**PASSAGE FOURNI:**

• • •

Dans l’étude de Merck, plus de 50% des participants à l’étude se situaient «en dehors de la plage de bioéquivalence», estiment les chercheurs toulousains. Ce qui ne signifie pas que la moitié des patients prenant du Levothyrox devraient souffrir du changement de formule: seuls 1,43% de l’ensemble des patients traités avec la nouvelle formule du Levothyrox ont déclaré des effets indésirables entre mars 2017 et mi-avril 2018.» Et «rien n’indique», ajoute le Pr Chast, que ceux qui sortent de la plage de bioéquivalence «soient ceux qui ressentent des effets indésriables».

Merck précise par ailleurs que «l’interprétation» faite par les auteurs toulousains des travaux réalisés par le laboratoire en 2014 «est par nature biaisée puisqu’elle constitue une analyse rétrospective de données sur une dimension, la variabilité intra-individuelle, pour laquelle l’étude n’avait pas été conçue». «C’est bien le problème, répond le Pr Toutain: Merck ne démontre pas la substituabilité car son essai n’a pas été conçu pour ça.»

Ajuster les doses prescrites

«Pour tout produit, il existe des variations non seulement entre les individus, mais selon les jours pour un même individu», explique le Pr Chast. «Si vous prenez un médicament le 4 avril, vous ne l’absorberez pas forcément de la même manière que le 6 avril, ou le 25. Cela dépend de ce que vous avez mangé, des autres médicaments que vous avez pris, d’une éventuelle fièvre… Et deux personnes de même corpulence absorberont le médicament différemment selon leur patrimoine génétique, la taille de leur estomac, leur physiologie, leur âge…» Pas de quoi pour autant remettre en cause les travaux présentés par le laboratoire pharmaceutique, estime le Pr Chast. «D’autant qu’à supposer que la nouvelle présentation ne soit pas strictement équivalente à l’ancienne, des examens biologiques permettent au médecin d’ajuster les doses prescrites.»

• • •

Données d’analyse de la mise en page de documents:
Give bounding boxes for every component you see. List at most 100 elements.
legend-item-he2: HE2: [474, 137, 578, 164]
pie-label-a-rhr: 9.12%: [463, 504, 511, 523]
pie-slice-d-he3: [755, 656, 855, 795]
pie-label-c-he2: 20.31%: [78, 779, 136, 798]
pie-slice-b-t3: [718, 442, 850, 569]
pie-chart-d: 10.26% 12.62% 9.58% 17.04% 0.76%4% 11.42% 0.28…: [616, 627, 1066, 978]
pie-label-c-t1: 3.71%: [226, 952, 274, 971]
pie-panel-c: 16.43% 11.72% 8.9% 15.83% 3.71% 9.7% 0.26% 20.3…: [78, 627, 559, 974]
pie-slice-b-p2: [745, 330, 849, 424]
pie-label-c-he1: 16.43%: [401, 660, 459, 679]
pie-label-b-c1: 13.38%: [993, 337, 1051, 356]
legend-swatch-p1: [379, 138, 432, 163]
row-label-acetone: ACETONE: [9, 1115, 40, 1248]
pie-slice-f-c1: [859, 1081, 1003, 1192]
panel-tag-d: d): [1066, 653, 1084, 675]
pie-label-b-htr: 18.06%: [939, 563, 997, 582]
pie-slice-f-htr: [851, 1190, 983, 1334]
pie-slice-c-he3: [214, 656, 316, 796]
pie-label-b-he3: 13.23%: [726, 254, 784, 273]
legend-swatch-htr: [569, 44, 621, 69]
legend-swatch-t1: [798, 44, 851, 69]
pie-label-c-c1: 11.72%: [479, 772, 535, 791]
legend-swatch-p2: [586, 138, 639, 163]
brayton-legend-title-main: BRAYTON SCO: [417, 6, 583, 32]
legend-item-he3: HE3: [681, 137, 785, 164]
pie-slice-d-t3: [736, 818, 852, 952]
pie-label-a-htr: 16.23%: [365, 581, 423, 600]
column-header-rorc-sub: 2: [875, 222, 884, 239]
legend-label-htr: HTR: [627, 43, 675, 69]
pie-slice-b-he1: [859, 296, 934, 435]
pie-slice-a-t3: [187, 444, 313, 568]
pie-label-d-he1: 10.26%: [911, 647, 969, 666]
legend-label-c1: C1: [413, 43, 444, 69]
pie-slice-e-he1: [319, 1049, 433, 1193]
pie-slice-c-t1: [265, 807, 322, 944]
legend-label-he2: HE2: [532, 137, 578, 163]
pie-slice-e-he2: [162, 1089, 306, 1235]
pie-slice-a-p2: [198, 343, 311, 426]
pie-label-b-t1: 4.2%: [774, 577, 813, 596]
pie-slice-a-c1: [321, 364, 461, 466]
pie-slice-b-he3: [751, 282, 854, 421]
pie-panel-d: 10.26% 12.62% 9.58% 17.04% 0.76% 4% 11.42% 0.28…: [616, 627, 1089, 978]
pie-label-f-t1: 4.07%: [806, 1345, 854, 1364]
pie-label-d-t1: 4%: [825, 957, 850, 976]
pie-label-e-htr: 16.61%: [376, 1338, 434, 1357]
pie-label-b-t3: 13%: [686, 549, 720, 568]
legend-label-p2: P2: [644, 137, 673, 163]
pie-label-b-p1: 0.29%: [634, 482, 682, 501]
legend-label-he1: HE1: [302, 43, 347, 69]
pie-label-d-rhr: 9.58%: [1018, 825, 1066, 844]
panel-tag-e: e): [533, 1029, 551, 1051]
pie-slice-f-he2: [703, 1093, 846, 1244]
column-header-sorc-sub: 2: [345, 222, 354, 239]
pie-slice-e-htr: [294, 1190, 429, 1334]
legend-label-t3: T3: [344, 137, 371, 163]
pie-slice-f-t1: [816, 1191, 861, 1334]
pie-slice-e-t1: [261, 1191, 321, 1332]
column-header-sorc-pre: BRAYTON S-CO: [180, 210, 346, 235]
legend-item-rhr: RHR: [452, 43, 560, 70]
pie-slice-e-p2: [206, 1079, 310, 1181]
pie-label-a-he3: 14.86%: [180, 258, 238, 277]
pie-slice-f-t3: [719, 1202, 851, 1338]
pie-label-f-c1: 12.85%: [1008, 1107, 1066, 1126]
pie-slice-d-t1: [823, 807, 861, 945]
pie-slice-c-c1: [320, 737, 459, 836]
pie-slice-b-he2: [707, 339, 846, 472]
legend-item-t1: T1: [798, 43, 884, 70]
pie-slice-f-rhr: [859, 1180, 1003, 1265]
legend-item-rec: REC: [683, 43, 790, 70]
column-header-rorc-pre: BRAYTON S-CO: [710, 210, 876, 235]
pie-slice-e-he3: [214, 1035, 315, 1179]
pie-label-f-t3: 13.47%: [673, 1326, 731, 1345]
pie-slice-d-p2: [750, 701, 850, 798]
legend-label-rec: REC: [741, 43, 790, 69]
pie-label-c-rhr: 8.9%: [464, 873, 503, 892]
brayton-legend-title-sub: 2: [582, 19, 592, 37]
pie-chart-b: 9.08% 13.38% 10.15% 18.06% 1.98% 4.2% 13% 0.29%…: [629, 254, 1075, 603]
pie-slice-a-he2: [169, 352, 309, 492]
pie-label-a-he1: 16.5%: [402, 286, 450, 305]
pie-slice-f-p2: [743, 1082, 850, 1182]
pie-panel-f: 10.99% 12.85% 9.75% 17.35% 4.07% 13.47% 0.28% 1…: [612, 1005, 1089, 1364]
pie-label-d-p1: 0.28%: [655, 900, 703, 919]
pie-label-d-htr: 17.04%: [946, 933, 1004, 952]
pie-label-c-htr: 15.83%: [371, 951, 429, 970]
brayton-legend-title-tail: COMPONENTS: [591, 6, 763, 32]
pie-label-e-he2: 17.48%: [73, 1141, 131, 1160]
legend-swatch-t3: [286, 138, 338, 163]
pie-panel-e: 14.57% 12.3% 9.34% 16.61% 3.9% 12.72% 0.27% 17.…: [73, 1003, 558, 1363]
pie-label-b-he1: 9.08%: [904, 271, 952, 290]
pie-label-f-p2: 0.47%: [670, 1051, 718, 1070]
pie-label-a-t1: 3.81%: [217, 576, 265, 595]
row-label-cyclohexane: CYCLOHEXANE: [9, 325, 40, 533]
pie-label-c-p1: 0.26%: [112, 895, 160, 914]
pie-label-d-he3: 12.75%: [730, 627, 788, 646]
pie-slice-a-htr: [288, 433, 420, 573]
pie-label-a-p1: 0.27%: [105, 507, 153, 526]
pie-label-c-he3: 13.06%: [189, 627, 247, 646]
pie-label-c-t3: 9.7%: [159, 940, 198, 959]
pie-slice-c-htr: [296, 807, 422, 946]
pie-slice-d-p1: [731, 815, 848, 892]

• • •

**SÉRIE DE CONSIGNES:**
A: Pour chacune des affirmations suivantes, dites si elle concorde avec le passage sur le Levothyrox, puis citez les mots du passage qui le montrent. (i) D’après les chercheurs toulousains, plus de la moitié des participants à l’étude de Merck se situaient en dehors de la plage de bioéquivalence. (ii) L’étude menée par Merck en 2014 avait été conçue pour mesurer la variabilité intra-individuelle. (iii) Selon le Pr Chast, aucun examen ne permet au médecin d’adapter les doses.
B: D’après le passage sur le Levothyrox, quelle part de l’ensemble des patients traités avec la nouvelle formule a déclaré des effets indésirables entre mars 2017 et mi-avril 2018 ?
C: Prolongez le passage sur le Levothyrox à la suite de sa dernière phrase.

**RÉPONSES PAR ITEM:**
A:
(i) Oui : « Dans l’étude de Merck, plus de 50% des participants à l’étude se situaient «en dehors de la plage de bioéquivalence», estiment les chercheurs toulousains. »
(ii) Non : « la variabilité intra-individuelle, pour laquelle l’étude n’avait pas été conçue »
(iii) Non : « des examens biologiques permettent au médecin d’ajuster les doses prescrites. »

B: 1,43% de l’ensemble des patients traités avec la nouvelle formule.

C:
Merck précise que son étude est «conforme aux méthodes de référence demandées par les Autorités de Santé, et validées par 23 Autorités sanitaires». Ce que les auteurs toulousains ne contestent pas… pour la mise sur le marché d’un médicament générique, mis sur le marché en plus du médicament princeps; pas pour un changement de formulation imposée aux patients. «Mais l’Agence européenne du médicament dit expressément que ces lignes directrices ne concernent pas la substitution», déclare le Pr Toutain, qui note que les autorités sanitaires américaines étudient l’opportunité d’utiliser des études de bioéquivalence individuelle pour certains produits. «L’Agence américaine du médicament (FDA) estime que quand 10% des participants à une étude ne sont pas dans les clous, il faut étudier la bioéquivalence individuelle.»

Le Pr Toutain considère donc que les résultats obtenus par Merck auraient à tout le moins dû servir de «signal d’alarme» et pousser à réaliser une étude de bioéquivalence individuelle, dans laquelle chaque sujet reçoit le produit analysé à plusieurs reprises, pour étudier les variabilités d’une prise à l’autre. Un type d’étude «autrement plus contraignant, difficile, chère et sans garantie de succès», note le Pr Toutain.